Dataset extract:
-- BEGIN --

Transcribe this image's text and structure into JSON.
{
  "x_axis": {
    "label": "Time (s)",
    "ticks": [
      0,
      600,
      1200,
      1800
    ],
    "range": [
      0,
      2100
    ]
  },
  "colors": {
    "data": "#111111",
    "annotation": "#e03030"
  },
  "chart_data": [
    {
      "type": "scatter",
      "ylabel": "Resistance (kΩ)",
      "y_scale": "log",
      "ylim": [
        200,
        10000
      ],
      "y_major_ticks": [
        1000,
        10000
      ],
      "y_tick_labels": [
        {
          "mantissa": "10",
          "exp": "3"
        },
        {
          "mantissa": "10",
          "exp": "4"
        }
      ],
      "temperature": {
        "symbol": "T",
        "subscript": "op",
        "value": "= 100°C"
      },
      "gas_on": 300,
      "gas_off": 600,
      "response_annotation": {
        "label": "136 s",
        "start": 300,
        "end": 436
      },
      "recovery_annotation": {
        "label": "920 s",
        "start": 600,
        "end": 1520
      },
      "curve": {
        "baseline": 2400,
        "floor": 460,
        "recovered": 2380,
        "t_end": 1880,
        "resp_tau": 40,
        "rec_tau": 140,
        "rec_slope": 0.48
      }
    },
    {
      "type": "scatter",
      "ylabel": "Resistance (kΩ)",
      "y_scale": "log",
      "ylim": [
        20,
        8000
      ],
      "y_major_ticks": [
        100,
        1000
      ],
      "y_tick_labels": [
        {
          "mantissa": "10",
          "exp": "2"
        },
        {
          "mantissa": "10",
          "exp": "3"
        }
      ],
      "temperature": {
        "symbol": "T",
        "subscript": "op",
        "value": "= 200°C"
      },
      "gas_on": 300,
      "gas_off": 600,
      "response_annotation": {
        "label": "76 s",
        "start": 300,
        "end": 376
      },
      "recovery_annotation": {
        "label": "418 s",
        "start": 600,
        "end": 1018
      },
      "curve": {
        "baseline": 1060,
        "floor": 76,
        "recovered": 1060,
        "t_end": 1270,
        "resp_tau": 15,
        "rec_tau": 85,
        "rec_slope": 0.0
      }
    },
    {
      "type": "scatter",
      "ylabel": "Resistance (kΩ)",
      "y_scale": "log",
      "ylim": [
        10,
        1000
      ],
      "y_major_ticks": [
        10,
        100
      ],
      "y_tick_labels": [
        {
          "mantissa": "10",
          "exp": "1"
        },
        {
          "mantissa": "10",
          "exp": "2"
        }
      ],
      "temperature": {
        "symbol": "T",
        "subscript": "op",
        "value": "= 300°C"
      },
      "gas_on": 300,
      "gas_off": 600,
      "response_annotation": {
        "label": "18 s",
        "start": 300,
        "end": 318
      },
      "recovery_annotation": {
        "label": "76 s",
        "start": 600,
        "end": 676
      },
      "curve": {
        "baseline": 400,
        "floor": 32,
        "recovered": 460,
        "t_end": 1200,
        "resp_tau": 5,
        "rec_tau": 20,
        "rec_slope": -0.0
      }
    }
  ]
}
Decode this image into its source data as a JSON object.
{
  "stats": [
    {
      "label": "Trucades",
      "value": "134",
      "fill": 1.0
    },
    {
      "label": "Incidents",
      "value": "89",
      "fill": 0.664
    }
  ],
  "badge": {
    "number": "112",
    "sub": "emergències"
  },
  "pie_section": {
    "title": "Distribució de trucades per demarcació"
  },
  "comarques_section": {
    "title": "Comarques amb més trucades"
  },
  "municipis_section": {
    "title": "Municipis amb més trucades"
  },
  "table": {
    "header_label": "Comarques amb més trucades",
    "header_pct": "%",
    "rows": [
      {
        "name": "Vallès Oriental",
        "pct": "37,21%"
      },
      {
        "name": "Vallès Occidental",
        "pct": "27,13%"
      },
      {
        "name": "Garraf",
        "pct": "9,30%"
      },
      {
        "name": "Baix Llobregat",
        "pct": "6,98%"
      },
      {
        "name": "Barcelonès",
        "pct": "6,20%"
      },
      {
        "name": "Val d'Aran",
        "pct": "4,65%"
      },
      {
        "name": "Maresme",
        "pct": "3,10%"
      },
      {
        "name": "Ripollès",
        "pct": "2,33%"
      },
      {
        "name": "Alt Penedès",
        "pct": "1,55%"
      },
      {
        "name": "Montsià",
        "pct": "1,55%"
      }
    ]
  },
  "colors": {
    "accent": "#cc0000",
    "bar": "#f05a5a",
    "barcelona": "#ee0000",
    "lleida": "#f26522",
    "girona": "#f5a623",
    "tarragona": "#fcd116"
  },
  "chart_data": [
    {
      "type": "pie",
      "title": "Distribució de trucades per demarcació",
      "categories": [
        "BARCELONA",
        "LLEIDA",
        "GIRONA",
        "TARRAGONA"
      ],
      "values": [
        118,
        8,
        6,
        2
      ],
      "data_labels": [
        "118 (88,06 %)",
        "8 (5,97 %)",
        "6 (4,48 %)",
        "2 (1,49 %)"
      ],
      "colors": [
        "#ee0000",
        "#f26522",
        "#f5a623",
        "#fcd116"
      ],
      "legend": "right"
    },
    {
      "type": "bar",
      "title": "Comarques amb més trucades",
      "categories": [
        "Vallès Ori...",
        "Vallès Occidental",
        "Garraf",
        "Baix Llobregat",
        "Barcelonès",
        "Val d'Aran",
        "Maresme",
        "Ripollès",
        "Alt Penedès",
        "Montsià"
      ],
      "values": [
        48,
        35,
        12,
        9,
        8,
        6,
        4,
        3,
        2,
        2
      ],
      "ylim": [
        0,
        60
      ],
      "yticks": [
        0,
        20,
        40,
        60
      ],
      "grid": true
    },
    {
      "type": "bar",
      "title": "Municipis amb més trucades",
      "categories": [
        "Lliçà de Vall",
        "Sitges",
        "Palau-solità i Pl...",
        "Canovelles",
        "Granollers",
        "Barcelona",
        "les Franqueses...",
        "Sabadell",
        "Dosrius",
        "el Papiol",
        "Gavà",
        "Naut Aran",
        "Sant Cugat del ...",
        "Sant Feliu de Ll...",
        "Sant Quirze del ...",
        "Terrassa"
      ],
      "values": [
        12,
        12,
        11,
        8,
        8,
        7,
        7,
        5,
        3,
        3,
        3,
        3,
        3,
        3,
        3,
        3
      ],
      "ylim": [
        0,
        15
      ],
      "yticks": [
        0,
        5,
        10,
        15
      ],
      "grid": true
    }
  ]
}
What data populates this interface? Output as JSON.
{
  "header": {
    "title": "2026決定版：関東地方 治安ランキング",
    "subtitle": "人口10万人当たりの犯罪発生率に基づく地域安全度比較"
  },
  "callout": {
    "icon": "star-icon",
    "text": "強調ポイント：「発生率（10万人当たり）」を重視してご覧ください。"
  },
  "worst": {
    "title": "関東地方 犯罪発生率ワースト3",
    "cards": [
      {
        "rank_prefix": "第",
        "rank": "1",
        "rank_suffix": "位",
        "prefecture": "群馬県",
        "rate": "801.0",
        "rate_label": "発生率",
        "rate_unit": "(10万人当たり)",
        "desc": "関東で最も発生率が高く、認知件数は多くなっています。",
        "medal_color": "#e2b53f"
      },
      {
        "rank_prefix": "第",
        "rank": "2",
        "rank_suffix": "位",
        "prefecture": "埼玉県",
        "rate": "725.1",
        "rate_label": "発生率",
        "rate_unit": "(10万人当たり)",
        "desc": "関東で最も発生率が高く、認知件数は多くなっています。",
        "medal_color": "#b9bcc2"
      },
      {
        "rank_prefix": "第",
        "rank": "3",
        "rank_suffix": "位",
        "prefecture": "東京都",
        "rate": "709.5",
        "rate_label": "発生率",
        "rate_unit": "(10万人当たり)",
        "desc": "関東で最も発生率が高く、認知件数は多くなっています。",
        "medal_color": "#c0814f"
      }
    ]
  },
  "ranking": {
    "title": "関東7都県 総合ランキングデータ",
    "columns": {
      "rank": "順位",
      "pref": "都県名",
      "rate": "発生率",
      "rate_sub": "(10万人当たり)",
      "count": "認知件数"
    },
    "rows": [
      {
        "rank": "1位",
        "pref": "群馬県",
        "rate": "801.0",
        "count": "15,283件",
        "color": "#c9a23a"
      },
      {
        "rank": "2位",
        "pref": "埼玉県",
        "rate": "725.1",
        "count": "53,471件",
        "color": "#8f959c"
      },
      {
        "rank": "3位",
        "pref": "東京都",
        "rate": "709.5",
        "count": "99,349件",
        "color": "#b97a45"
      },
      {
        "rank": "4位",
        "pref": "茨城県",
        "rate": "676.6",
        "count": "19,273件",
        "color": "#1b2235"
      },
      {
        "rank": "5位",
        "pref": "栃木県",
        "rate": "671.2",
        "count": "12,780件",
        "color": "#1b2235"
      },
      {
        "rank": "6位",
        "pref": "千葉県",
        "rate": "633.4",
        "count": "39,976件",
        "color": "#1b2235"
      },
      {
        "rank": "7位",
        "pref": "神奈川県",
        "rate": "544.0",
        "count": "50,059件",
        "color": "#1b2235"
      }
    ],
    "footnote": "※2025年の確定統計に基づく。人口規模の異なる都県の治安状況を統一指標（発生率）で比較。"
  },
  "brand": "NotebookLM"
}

-- END --

The exercise:
Copy every line that contains the string "recovered".

Result of this exercise:
        "recovered": 2380,
        "recovered": 1060,
        "recovered": 460,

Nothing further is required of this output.